#### [DATA TO PROCESS]
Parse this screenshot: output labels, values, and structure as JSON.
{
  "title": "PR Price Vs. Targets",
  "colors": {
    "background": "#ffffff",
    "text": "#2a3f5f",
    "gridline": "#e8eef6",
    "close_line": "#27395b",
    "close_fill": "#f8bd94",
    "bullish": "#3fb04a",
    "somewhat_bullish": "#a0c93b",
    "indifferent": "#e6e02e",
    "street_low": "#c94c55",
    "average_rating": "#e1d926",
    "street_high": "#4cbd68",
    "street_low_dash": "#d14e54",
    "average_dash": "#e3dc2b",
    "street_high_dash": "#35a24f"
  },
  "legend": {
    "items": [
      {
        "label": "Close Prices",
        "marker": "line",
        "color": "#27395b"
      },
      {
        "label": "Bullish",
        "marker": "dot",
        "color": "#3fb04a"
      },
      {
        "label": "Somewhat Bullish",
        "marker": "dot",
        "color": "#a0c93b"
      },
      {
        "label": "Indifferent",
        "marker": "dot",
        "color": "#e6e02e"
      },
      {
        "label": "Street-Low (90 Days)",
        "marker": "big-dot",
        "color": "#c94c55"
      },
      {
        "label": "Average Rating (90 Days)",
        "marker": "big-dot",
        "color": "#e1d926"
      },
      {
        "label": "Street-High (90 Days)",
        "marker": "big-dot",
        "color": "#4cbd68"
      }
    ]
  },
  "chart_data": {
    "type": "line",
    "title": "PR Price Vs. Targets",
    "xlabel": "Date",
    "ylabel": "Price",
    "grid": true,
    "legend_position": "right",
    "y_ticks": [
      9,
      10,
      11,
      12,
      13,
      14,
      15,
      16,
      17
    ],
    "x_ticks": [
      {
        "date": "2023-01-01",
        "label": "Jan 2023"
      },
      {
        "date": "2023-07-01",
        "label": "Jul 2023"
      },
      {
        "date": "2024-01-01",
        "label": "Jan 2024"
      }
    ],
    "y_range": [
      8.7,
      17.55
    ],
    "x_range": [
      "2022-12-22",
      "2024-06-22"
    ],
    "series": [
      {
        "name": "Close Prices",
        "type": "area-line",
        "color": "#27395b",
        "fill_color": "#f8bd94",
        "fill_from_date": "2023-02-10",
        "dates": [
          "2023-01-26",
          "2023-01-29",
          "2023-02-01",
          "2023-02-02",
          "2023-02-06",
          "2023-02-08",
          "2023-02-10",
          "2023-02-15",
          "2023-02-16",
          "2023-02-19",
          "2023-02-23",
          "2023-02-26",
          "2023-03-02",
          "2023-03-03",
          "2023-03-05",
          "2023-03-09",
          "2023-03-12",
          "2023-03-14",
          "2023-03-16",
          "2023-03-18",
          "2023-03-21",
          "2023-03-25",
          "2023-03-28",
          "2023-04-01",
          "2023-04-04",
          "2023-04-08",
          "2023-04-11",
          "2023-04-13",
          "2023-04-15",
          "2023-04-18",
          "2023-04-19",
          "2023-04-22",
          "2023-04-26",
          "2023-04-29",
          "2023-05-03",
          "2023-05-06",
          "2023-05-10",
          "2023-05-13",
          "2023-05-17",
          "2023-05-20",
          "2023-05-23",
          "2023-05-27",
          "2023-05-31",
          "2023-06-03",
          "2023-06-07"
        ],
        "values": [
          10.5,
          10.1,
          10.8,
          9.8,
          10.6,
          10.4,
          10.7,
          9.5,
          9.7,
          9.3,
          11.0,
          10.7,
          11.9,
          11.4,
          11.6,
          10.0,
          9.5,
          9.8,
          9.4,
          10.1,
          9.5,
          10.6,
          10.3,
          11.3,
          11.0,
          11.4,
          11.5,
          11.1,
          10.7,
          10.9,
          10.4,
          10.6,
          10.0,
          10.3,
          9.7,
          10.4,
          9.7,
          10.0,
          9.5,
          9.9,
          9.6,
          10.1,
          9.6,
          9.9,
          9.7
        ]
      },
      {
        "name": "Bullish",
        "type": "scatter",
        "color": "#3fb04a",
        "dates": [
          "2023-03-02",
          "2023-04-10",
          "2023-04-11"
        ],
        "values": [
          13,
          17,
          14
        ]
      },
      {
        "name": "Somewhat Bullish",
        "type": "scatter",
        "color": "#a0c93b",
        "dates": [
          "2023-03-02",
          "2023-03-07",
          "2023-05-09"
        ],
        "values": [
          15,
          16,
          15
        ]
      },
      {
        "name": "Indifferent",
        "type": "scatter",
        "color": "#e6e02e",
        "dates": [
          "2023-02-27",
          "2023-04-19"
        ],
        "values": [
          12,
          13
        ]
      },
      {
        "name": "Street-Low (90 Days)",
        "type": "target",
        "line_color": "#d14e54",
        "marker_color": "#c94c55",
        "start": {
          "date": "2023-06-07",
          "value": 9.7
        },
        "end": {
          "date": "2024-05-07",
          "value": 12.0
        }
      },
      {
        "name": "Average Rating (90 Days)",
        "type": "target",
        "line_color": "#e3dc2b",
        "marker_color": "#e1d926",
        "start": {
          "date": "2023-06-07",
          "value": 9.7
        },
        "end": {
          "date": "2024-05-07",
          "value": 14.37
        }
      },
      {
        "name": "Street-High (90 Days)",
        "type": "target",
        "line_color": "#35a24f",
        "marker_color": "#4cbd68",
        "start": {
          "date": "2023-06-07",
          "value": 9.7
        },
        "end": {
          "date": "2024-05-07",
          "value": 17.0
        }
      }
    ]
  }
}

#### [EXERCISE DETAILS]
Print all the data exactly.

#### [SOLUTION FOR THIS EXERCISE]
Parse this screenshot: output labels, values, and structure as JSON.
{
  "title": "PR Price Vs. Targets",
  "colors": {
    "background": "#ffffff",
    "text": "#2a3f5f",
    "gridline": "#e8eef6",
    "close_line": "#27395b",
    "close_fill": "#f8bd94",
    "bullish": "#3fb04a",
    "somewhat_bullish": "#a0c93b",
    "indifferent": "#e6e02e",
    "street_low": "#c94c55",
    "average_rating": "#e1d926",
    "street_high": "#4cbd68",
    "street_low_dash": "#d14e54",
    "average_dash": "#e3dc2b",
    "street_high_dash": "#35a24f"
  },
  "legend": {
    "items": [
      {
        "label": "Close Prices",
        "marker": "line",
        "color": "#27395b"
      },
      {
        "label": "Bullish",
        "marker": "dot",
        "color": "#3fb04a"
      },
      {
        "label": "Somewhat Bullish",
        "marker": "dot",
        "color": "#a0c93b"
      },
      {
        "label": "Indifferent",
        "marker": "dot",
        "color": "#e6e02e"
      },
      {
        "label": "Street-Low (90 Days)",
        "marker": "big-dot",
        "color": "#c94c55"
      },
      {
        "label": "Average Rating (90 Days)",
        "marker": "big-dot",
        "color": "#e1d926"
      },
      {
        "label": "Street-High (90 Days)",
        "marker": "big-dot",
        "color": "#4cbd68"
      }
    ]
  },
  "chart_data": {
    "type": "line",
    "title": "PR Price Vs. Targets",
    "xlabel": "Date",
    "ylabel": "Price",
    "grid": true,
    "legend_position": "right",
    "y_ticks": [
      9,
      10,
      11,
      12,
      13,
      14,
      15,
      16,
      17
    ],
    "x_ticks": [
      {
        "date": "2023-01-01",
        "label": "Jan 2023"
      },
      {
        "date": "2023-07-01",
        "label": "Jul 2023"
      },
      {
        "date": "2024-01-01",
        "label": "Jan 2024"
      }
    ],
    "y_range": [
      8.7,
      17.55
    ],
    "x_range": [
      "2022-12-22",
      "2024-06-22"
    ],
    "series": [
      {
        "name": "Close Prices",
        "type": "area-line",
        "color": "#27395b",
        "fill_color": "#f8bd94",
        "fill_from_date": "2023-02-10",
        "dates": [
          "2023-01-26",
          "2023-01-29",
          "2023-02-01",
          "2023-02-02",
          "2023-02-06",
          "2023-02-08",
          "2023-02-10",
          "2023-02-15",
          "2023-02-16",
          "2023-02-19",
          "2023-02-23",
          "2023-02-26",
          "2023-03-02",
          "2023-03-03",
          "2023-03-05",
          "2023-03-09",
          "2023-03-12",
          "2023-03-14",
          "2023-03-16",
          "2023-03-18",
          "2023-03-21",
          "2023-03-25",
          "2023-03-28",
          "2023-04-01",
          "2023-04-04",
          "2023-04-08",
          "2023-04-11",
          "2023-04-13",
          "2023-04-15",
          "2023-04-18",
          "2023-04-19",
          "2023-04-22",
          "2023-04-26",
          "2023-04-29",
          "2023-05-03",
          "2023-05-06",
          "2023-05-10",
          "2023-05-13",
          "2023-05-17",
          "2023-05-20",
          "2023-05-23",
          "2023-05-27",
          "2023-05-31",
          "2023-06-03",
          "2023-06-07"
        ],
        "values": [
          10.5,
          10.1,
          10.8,
          9.8,
          10.6,
          10.4,
          10.7,
          9.5,
          9.7,
          9.3,
          11.0,
          10.7,
          11.9,
          11.4,
          11.6,
          10.0,
          9.5,
          9.8,
          9.4,
          10.1,
          9.5,
          10.6,
          10.3,
          11.3,
          11.0,
          11.4,
          11.5,
          11.1,
          10.7,
          10.9,
          10.4,
          10.6,
          10.0,
          10.3,
          9.7,
          10.4,
          9.7,
          10.0,
          9.5,
          9.9,
          9.6,
          10.1,
          9.6,
          9.9,
          9.7
        ]
      },
      {
        "name": "Bullish",
        "type": "scatter",
        "color": "#3fb04a",
        "dates": [
          "2023-03-02",
          "2023-04-10",
          "2023-04-11"
        ],
        "values": [
          13,
          17,
          14
        ]
      },
      {
        "name": "Somewhat Bullish",
        "type": "scatter",
        "color": "#a0c93b",
        "dates": [
          "2023-03-02",
          "2023-03-07",
          "2023-05-09"
        ],
        "values": [
          15,
          16,
          15
        ]
      },
      {
        "name": "Indifferent",
        "type": "scatter",
        "color": "#e6e02e",
        "dates": [
          "2023-02-27",
          "2023-04-19"
        ],
        "values": [
          12,
          13
        ]
      },
      {
        "name": "Street-Low (90 Days)",
        "type": "target",
        "line_color": "#d14e54",
        "marker_color": "#c94c55",
        "start": {
          "date": "2023-06-07",
          "value": 9.7
        },
        "end": {
          "date": "2024-05-07",
          "value": 12.0
        }
      },
      {
        "name": "Average Rating (90 Days)",
        "type": "target",
        "line_color": "#e3dc2b",
        "marker_color": "#e1d926",
        "start": {
          "date": "2023-06-07",
          "value": 9.7
        },
        "end": {
          "date": "2024-05-07",
          "value": 14.37
        }
      },
      {
        "name": "Street-High (90 Days)",
        "type": "target",
        "line_color": "#35a24f",
        "marker_color": "#4cbd68",
        "start": {
          "date": "2023-06-07",
          "value": 9.7
        },
        "end": {
          "date": "2024-05-07",
          "value": 17.0
        }
      }
    ]
  }
}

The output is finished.